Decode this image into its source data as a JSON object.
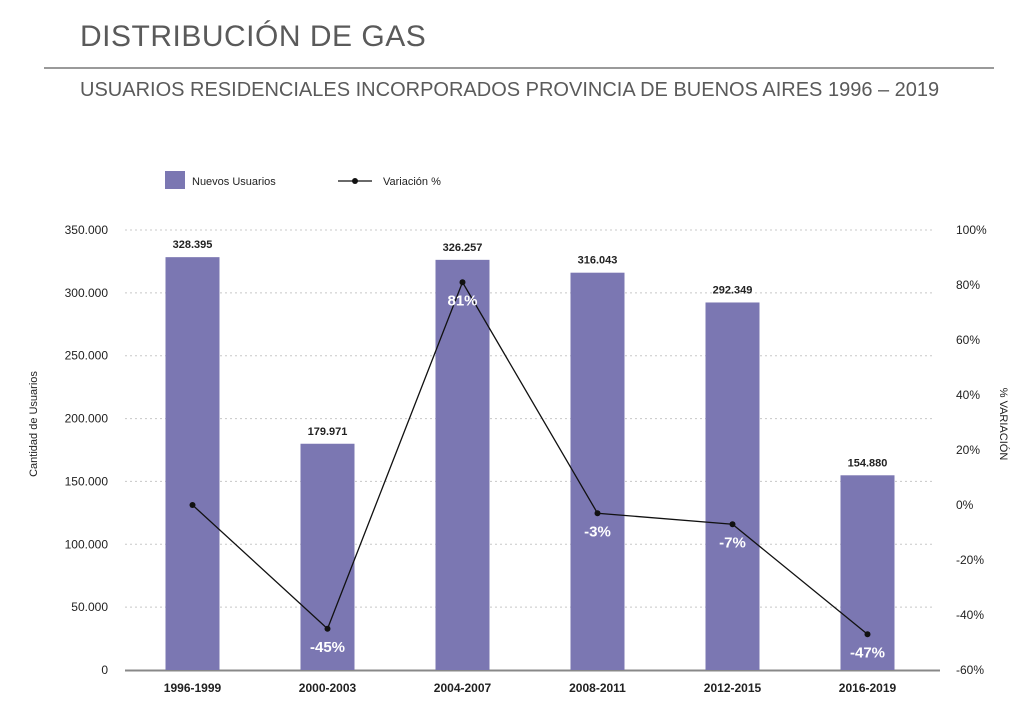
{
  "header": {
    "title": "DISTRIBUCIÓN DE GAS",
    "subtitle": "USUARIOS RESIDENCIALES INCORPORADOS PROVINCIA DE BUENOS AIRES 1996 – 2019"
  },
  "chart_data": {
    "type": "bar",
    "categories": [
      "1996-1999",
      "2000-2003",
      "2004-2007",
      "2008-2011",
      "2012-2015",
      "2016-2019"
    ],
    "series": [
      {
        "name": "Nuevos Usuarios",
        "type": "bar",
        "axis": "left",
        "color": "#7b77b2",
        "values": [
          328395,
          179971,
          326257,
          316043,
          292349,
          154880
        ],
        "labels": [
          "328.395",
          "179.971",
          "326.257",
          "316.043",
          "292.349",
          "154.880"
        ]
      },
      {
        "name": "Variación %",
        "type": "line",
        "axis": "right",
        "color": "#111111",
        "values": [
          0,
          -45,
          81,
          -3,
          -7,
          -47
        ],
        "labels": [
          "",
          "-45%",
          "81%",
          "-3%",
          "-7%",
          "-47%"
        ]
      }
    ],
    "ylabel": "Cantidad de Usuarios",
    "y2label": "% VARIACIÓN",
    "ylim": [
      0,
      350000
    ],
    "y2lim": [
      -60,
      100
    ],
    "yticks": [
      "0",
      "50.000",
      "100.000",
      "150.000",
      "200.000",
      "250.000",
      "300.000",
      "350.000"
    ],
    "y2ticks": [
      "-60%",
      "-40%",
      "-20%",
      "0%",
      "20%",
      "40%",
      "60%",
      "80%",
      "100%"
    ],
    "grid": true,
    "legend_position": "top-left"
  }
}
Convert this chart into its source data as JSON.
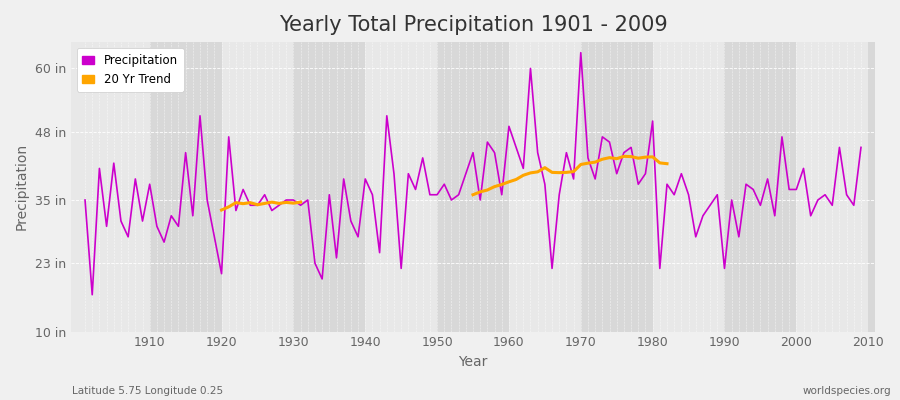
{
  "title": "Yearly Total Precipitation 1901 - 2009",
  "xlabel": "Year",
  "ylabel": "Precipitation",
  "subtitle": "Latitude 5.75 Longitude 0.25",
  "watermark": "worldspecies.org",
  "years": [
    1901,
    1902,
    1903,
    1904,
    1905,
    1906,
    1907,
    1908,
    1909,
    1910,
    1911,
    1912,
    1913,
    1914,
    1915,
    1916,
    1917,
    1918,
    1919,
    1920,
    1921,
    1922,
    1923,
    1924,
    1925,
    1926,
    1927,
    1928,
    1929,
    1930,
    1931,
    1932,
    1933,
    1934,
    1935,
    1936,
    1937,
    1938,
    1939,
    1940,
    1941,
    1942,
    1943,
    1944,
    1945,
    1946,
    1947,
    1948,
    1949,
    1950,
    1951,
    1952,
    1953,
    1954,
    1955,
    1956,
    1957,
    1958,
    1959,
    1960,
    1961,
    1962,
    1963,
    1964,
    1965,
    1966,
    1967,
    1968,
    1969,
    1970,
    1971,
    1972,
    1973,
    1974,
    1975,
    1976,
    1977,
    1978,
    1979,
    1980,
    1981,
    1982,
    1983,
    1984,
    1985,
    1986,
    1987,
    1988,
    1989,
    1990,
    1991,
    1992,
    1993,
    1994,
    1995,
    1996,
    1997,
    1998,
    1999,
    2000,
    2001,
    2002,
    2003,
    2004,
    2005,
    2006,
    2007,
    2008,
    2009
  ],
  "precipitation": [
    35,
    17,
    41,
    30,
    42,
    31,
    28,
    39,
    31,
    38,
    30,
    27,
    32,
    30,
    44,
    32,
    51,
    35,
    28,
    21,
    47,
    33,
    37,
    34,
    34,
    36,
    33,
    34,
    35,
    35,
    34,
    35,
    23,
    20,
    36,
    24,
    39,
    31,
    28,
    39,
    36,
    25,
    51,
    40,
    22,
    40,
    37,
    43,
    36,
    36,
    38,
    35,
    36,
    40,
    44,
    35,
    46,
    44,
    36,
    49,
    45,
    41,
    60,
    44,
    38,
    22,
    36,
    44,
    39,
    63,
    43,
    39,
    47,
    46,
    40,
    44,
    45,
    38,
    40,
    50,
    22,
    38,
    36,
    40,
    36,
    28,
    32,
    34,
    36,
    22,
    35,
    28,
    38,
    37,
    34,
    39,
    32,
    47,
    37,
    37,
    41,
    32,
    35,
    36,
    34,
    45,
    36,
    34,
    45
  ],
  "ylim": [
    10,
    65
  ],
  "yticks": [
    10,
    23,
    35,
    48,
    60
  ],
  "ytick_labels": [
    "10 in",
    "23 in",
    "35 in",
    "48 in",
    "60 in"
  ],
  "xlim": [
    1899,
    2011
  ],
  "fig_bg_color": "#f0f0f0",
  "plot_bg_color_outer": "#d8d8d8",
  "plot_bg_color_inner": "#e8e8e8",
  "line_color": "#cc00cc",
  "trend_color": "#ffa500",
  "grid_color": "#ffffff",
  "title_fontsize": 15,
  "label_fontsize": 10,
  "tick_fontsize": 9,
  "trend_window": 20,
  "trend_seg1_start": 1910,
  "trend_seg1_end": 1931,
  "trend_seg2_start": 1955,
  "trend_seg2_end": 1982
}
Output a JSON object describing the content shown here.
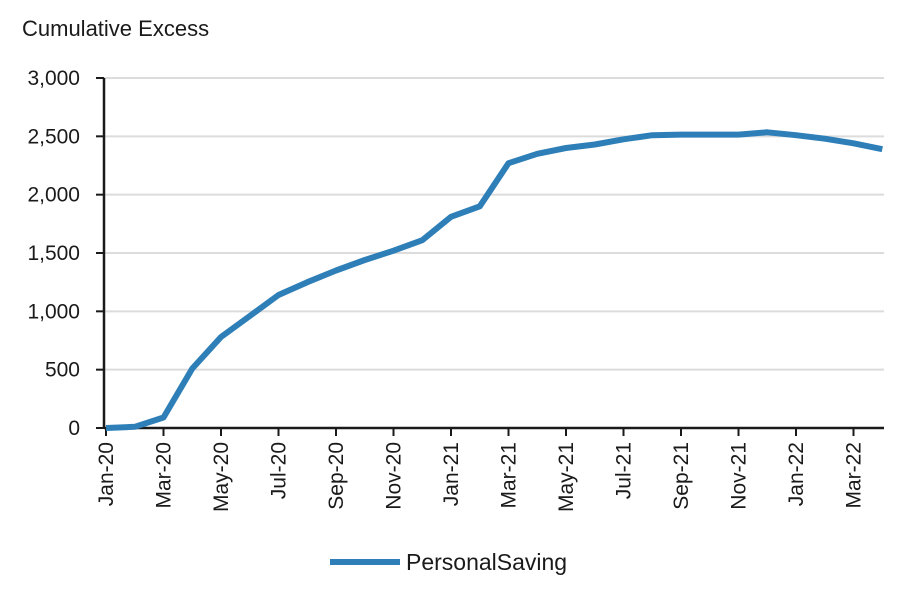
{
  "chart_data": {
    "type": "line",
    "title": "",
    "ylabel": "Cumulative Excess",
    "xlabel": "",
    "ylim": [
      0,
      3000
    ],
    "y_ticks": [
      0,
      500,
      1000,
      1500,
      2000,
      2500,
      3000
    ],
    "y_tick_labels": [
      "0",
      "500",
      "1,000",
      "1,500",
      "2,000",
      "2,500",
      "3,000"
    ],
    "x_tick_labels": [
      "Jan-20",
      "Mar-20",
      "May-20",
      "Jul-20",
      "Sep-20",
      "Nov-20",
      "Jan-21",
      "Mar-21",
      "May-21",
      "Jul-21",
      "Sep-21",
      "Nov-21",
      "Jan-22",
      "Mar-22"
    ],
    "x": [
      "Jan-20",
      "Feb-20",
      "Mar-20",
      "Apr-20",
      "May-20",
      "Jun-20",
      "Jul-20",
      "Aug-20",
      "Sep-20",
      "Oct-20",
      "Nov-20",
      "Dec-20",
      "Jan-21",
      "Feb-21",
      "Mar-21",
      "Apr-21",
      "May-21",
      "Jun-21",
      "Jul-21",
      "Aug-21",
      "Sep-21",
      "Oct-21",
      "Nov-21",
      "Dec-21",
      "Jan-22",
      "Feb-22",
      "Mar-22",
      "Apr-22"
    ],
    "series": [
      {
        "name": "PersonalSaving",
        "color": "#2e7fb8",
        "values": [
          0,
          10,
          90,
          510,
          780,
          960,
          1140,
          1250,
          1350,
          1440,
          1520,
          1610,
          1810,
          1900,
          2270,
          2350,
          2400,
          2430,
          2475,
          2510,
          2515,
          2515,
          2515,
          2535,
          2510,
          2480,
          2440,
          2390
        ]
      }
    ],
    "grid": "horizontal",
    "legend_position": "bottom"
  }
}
────────
Give back the entries verbatim. Do not include any picture.

SOLUTION FOR THIS EXERCISE:
Decode this image into its source data as a JSON object.
{
  "header": {
    "title": "DISTRIBUCIÓN DE GAS",
    "subtitle": "USUARIOS RESIDENCIALES INCORPORADOS PROVINCIA DE BUENOS AIRES 1996 – 2019"
  },
  "chart_data": {
    "type": "bar",
    "categories": [
      "1996-1999",
      "2000-2003",
      "2004-2007",
      "2008-2011",
      "2012-2015",
      "2016-2019"
    ],
    "series": [
      {
        "name": "Nuevos Usuarios",
        "type": "bar",
        "axis": "left",
        "color": "#7b77b2",
        "values": [
          328395,
          179971,
          326257,
          316043,
          292349,
          154880
        ],
        "labels": [
          "328.395",
          "179.971",
          "326.257",
          "316.043",
          "292.349",
          "154.880"
        ]
      },
      {
        "name": "Variación %",
        "type": "line",
        "axis": "right",
        "color": "#111111",
        "values": [
          0,
          -45,
          81,
          -3,
          -7,
          -47
        ],
        "labels": [
          "",
          "-45%",
          "81%",
          "-3%",
          "-7%",
          "-47%"
        ]
      }
    ],
    "ylabel": "Cantidad de Usuarios",
    "y2label": "% VARIACIÓN",
    "ylim": [
      0,
      350000
    ],
    "y2lim": [
      -60,
      100
    ],
    "yticks": [
      "0",
      "50.000",
      "100.000",
      "150.000",
      "200.000",
      "250.000",
      "300.000",
      "350.000"
    ],
    "y2ticks": [
      "-60%",
      "-40%",
      "-20%",
      "0%",
      "20%",
      "40%",
      "60%",
      "80%",
      "100%"
    ],
    "grid": true,
    "legend_position": "top-left"
  }
}
Convert this chart into its source data as JSON.
{
  "title": "Yearly Total Precipitation 1901 - 2009",
  "xlabel": "Year",
  "ylabel": "Precipitation",
  "subtitle": "Latitude 5.75 Longitude 0.25",
  "watermark": "worldspecies.org",
  "years": [
    1901,
    1902,
    1903,
    1904,
    1905,
    1906,
    1907,
    1908,
    1909,
    1910,
    1911,
    1912,
    1913,
    1914,
    1915,
    1916,
    1917,
    1918,
    1919,
    1920,
    1921,
    1922,
    1923,
    1924,
    1925,
    1926,
    1927,
    1928,
    1929,
    1930,
    1931,
    1932,
    1933,
    1934,
    1935,
    1936,
    1937,
    1938,
    1939,
    1940,
    1941,
    1942,
    1943,
    1944,
    1945,
    1946,
    1947,
    1948,
    1949,
    1950,
    1951,
    1952,
    1953,
    1954,
    1955,
    1956,
    1957,
    1958,
    1959,
    1960,
    1961,
    1962,
    1963,
    1964,
    1965,
    1966,
    1967,
    1968,
    1969,
    1970,
    1971,
    1972,
    1973,
    1974,
    1975,
    1976,
    1977,
    1978,
    1979,
    1980,
    1981,
    1982,
    1983,
    1984,
    1985,
    1986,
    1987,
    1988,
    1989,
    1990,
    1991,
    1992,
    1993,
    1994,
    1995,
    1996,
    1997,
    1998,
    1999,
    2000,
    2001,
    2002,
    2003,
    2004,
    2005,
    2006,
    2007,
    2008,
    2009
  ],
  "precipitation": [
    35,
    17,
    41,
    30,
    42,
    31,
    28,
    39,
    31,
    38,
    30,
    27,
    32,
    30,
    44,
    32,
    51,
    35,
    28,
    21,
    47,
    33,
    37,
    34,
    34,
    36,
    33,
    34,
    35,
    35,
    34,
    35,
    23,
    20,
    36,
    24,
    39,
    31,
    28,
    39,
    36,
    25,
    51,
    40,
    22,
    40,
    37,
    43,
    36,
    36,
    38,
    35,
    36,
    40,
    44,
    35,
    46,
    44,
    36,
    49,
    45,
    41,
    60,
    44,
    38,
    22,
    36,
    44,
    39,
    63,
    43,
    39,
    47,
    46,
    40,
    44,
    45,
    38,
    40,
    50,
    22,
    38,
    36,
    40,
    36,
    28,
    32,
    34,
    36,
    22,
    35,
    28,
    38,
    37,
    34,
    39,
    32,
    47,
    37,
    37,
    41,
    32,
    35,
    36,
    34,
    45,
    36,
    34,
    45
  ],
  "ylim": [
    10,
    65
  ],
  "yticks": [
    10,
    23,
    35,
    48,
    60
  ],
  "ytick_labels": [
    "10 in",
    "23 in",
    "35 in",
    "48 in",
    "60 in"
  ],
  "xlim": [
    1899,
    2011
  ],
  "fig_bg_color": "#f0f0f0",
  "plot_bg_color_outer": "#d8d8d8",
  "plot_bg_color_inner": "#e8e8e8",
  "line_color": "#cc00cc",
  "trend_color": "#ffa500",
  "grid_color": "#ffffff",
  "title_fontsize": 15,
  "label_fontsize": 10,
  "tick_fontsize": 9,
  "trend_window": 20,
  "trend_seg1_start": 1910,
  "trend_seg1_end": 1931,
  "trend_seg2_start": 1955,
  "trend_seg2_end": 1982
}
Output a JSON object describing the content shown here.
{
  "chart_data": {
    "type": "line",
    "title": "",
    "ylabel": "Cumulative Excess",
    "xlabel": "",
    "ylim": [
      0,
      3000
    ],
    "y_ticks": [
      0,
      500,
      1000,
      1500,
      2000,
      2500,
      3000
    ],
    "y_tick_labels": [
      "0",
      "500",
      "1,000",
      "1,500",
      "2,000",
      "2,500",
      "3,000"
    ],
    "x_tick_labels": [
      "Jan-20",
      "Mar-20",
      "May-20",
      "Jul-20",
      "Sep-20",
      "Nov-20",
      "Jan-21",
      "Mar-21",
      "May-21",
      "Jul-21",
      "Sep-21",
      "Nov-21",
      "Jan-22",
      "Mar-22"
    ],
    "x": [
      "Jan-20",
      "Feb-20",
      "Mar-20",
      "Apr-20",
      "May-20",
      "Jun-20",
      "Jul-20",
      "Aug-20",
      "Sep-20",
      "Oct-20",
      "Nov-20",
      "Dec-20",
      "Jan-21",
      "Feb-21",
      "Mar-21",
      "Apr-21",
      "May-21",
      "Jun-21",
      "Jul-21",
      "Aug-21",
      "Sep-21",
      "Oct-21",
      "Nov-21",
      "Dec-21",
      "Jan-22",
      "Feb-22",
      "Mar-22",
      "Apr-22"
    ],
    "series": [
      {
        "name": "PersonalSaving",
        "color": "#2e7fb8",
        "values": [
          0,
          10,
          90,
          510,
          780,
          960,
          1140,
          1250,
          1350,
          1440,
          1520,
          1610,
          1810,
          1900,
          2270,
          2350,
          2400,
          2430,
          2475,
          2510,
          2515,
          2515,
          2515,
          2535,
          2510,
          2480,
          2440,
          2390
        ]
      }
    ],
    "grid": "horizontal",
    "legend_position": "bottom"
  }
}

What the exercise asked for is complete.